## [TASK PROMPT]
Make an exact copy of all the entries, but do not reproduce the pictures.

-- start --

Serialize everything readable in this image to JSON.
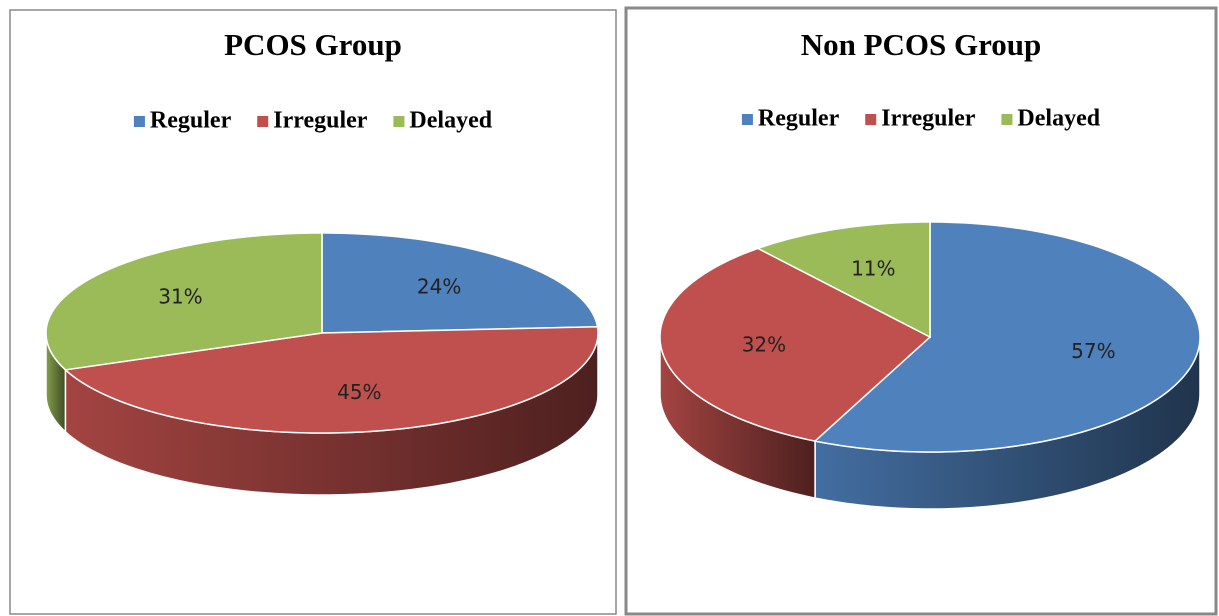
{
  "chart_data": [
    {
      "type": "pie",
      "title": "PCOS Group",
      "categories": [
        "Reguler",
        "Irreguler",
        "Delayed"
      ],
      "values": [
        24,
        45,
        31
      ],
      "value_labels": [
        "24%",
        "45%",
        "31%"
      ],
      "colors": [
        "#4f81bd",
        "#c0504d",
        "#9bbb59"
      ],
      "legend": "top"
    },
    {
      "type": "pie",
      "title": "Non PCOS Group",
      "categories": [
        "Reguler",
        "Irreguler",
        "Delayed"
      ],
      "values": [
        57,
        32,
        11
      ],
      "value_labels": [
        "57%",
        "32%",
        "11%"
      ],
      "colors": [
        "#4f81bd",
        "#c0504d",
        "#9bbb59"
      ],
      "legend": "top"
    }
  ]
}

-- end --

## [EXERCISE ANSWER]
Serialize everything readable in this image to JSON.
{
  "chart_data": [
    {
      "type": "pie",
      "title": "PCOS Group",
      "categories": [
        "Reguler",
        "Irreguler",
        "Delayed"
      ],
      "values": [
        24,
        45,
        31
      ],
      "value_labels": [
        "24%",
        "45%",
        "31%"
      ],
      "colors": [
        "#4f81bd",
        "#c0504d",
        "#9bbb59"
      ],
      "legend": "top"
    },
    {
      "type": "pie",
      "title": "Non PCOS Group",
      "categories": [
        "Reguler",
        "Irreguler",
        "Delayed"
      ],
      "values": [
        57,
        32,
        11
      ],
      "value_labels": [
        "57%",
        "32%",
        "11%"
      ],
      "colors": [
        "#4f81bd",
        "#c0504d",
        "#9bbb59"
      ],
      "legend": "top"
    }
  ]
}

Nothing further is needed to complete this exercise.